**Problem**
In the records below, pick out all lines containing the word "from".

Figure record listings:
____________________
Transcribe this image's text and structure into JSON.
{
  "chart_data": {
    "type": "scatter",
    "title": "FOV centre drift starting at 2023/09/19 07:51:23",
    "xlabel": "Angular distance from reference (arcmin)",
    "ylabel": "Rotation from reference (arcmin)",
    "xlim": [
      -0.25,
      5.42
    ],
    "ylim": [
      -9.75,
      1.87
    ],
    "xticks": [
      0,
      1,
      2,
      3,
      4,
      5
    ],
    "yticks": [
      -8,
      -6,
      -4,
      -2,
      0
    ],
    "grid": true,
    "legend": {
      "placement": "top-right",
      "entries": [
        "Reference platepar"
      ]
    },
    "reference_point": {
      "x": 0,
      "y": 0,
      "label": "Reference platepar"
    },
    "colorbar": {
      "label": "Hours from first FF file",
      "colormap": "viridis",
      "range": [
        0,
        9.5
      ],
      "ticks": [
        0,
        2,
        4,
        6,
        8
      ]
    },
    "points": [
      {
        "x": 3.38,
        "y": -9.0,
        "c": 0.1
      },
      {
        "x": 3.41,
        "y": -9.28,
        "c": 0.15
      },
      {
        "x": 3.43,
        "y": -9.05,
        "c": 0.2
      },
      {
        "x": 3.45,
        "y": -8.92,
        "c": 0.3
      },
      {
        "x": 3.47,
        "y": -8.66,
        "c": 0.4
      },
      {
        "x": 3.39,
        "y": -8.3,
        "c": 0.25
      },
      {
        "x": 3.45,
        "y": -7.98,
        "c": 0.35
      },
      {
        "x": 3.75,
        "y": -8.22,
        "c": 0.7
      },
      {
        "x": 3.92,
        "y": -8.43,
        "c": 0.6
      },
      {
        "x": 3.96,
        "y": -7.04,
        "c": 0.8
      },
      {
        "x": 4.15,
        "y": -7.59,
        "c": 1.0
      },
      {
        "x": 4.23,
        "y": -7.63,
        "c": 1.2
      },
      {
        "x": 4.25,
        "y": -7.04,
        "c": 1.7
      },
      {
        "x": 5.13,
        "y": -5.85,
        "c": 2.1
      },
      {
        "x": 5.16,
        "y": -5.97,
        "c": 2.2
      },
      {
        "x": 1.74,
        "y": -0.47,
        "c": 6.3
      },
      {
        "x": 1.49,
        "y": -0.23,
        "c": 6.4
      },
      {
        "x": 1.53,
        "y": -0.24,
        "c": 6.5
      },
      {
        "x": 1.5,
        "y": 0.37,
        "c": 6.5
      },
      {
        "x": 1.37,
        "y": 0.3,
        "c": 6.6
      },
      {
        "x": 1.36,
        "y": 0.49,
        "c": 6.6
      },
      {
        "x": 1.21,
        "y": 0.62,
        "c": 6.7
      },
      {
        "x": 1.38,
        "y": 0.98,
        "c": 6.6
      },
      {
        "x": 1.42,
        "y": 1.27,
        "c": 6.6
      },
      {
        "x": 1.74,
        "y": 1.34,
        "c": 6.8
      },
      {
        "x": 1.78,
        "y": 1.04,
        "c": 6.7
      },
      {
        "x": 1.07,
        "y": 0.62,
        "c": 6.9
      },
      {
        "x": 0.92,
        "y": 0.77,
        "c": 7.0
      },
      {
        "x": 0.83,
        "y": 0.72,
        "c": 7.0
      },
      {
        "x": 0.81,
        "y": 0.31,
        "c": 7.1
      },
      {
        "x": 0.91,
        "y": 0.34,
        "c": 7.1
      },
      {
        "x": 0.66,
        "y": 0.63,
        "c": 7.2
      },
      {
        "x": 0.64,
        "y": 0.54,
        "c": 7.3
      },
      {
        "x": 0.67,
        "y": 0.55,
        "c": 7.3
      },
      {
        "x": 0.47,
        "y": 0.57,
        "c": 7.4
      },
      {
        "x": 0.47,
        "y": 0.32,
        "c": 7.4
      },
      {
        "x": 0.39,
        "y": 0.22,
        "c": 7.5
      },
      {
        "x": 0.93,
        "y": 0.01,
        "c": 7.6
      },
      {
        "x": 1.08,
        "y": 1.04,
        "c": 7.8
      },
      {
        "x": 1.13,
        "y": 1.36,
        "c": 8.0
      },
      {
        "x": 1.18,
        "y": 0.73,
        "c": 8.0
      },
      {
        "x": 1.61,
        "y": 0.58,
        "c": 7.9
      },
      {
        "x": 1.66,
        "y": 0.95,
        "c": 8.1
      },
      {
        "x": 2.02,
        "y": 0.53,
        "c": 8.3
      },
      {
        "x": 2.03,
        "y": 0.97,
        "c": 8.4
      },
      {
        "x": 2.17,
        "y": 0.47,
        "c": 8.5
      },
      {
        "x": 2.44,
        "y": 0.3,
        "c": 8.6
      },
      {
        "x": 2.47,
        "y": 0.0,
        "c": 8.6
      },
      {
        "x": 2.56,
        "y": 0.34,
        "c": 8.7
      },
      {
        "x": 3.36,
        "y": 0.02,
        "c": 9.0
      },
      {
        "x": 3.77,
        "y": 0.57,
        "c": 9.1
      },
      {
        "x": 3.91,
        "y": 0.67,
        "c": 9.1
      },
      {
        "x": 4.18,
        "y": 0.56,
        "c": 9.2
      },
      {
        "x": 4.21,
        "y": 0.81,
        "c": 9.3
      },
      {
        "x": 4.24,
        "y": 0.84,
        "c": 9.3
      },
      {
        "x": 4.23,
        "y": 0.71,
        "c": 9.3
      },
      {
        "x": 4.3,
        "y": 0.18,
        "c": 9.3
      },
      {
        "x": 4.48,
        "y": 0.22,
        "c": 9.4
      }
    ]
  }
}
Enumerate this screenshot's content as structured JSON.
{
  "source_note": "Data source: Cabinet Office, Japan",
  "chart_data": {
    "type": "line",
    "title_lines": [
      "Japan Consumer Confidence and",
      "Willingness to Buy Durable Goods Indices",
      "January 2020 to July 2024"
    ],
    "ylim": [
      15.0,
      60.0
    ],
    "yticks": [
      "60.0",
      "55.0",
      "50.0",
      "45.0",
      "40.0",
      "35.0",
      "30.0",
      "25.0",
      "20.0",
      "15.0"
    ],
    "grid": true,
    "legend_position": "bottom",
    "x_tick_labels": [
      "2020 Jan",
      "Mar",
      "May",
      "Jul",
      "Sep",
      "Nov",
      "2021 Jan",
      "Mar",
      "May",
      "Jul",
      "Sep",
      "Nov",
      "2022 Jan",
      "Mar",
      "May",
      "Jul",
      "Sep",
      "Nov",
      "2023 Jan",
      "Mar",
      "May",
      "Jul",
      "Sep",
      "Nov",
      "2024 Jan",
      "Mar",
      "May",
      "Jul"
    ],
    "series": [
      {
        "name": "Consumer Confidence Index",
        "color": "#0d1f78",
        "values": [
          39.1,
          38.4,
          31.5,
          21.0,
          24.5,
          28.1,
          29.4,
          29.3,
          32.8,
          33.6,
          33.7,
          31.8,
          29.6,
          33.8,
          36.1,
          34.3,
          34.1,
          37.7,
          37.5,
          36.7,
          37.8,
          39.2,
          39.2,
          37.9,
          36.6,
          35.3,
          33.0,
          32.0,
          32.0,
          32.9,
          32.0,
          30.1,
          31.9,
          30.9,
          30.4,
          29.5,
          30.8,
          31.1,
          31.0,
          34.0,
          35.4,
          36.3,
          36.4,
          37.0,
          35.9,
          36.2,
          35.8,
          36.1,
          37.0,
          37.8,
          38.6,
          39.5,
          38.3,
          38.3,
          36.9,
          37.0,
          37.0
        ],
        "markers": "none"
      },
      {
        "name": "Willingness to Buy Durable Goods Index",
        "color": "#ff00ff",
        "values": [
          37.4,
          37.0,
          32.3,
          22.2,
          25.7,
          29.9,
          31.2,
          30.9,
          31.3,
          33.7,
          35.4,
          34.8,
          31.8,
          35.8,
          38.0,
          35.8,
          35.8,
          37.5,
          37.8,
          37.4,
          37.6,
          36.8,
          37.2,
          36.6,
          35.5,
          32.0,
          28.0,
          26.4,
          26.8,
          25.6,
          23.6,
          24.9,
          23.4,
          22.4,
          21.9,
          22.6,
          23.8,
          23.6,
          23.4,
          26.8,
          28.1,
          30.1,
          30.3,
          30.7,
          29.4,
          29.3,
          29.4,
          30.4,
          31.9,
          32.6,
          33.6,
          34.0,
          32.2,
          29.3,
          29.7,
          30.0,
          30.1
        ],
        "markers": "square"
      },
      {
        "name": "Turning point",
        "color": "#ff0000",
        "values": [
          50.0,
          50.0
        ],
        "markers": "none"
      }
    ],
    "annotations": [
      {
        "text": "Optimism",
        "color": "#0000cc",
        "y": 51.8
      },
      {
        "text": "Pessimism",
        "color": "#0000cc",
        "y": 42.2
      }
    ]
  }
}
____________________
**Exercise result**
    "xlabel": "Angular distance from reference (arcmin)",
    "ylabel": "Rotation from reference (arcmin)",
      "label": "Hours from first FF file",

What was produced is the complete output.